Listed records
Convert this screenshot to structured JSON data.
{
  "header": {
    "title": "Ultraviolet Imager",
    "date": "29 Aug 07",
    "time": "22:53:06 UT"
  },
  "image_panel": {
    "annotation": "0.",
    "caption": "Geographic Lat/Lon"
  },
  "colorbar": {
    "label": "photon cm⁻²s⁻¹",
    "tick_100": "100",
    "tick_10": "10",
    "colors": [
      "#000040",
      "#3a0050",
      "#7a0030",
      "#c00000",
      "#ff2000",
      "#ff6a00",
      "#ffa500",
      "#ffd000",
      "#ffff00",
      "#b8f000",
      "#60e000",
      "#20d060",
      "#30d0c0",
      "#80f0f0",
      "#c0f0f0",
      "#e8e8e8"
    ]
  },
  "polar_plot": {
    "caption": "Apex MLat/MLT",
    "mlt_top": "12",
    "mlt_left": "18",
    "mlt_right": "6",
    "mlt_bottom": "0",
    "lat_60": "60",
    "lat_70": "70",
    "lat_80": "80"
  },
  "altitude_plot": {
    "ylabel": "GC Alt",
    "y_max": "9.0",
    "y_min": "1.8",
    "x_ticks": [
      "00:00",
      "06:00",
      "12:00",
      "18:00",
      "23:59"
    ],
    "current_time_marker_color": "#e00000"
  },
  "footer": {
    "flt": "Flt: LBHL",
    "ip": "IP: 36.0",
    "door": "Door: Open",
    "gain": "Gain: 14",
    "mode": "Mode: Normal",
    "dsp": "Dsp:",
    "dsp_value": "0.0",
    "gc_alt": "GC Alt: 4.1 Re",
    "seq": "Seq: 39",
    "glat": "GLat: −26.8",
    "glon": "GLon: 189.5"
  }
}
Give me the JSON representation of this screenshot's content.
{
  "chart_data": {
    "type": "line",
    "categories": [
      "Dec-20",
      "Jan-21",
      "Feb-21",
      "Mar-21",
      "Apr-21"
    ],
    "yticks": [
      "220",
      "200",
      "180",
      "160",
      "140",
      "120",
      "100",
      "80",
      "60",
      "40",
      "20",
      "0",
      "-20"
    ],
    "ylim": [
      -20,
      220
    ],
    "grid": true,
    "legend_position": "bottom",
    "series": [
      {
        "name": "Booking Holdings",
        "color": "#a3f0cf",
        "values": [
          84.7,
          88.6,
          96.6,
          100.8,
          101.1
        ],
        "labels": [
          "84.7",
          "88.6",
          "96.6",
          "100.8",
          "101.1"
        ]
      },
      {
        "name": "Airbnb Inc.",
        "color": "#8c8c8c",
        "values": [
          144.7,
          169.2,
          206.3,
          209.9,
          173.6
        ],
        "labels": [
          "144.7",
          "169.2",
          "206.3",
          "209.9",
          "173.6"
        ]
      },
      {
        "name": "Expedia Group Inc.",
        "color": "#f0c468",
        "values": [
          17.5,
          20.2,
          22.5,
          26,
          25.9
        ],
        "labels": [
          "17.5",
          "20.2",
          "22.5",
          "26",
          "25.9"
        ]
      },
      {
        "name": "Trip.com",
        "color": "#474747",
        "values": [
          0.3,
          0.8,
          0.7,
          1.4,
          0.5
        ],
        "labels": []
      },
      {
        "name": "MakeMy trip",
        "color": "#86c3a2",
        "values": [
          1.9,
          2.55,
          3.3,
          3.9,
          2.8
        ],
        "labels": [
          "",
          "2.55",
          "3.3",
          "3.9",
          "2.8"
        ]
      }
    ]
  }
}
==
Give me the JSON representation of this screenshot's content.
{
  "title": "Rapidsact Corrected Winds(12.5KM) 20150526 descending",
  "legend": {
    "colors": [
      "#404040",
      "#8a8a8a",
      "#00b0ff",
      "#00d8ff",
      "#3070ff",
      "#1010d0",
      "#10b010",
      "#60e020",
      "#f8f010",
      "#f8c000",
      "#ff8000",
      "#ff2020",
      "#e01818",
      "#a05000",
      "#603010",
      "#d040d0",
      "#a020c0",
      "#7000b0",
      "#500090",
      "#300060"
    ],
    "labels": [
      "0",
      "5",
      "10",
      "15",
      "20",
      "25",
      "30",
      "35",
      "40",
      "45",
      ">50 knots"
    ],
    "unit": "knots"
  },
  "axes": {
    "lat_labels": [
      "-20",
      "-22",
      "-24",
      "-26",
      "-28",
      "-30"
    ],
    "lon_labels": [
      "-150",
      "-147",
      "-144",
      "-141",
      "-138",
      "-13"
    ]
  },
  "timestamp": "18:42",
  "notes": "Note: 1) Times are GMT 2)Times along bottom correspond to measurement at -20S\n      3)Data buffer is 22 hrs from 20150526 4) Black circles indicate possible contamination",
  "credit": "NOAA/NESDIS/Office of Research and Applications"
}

Task directions
Count how many lines above contain the word "caption". Reply with the number alone.

Solution
2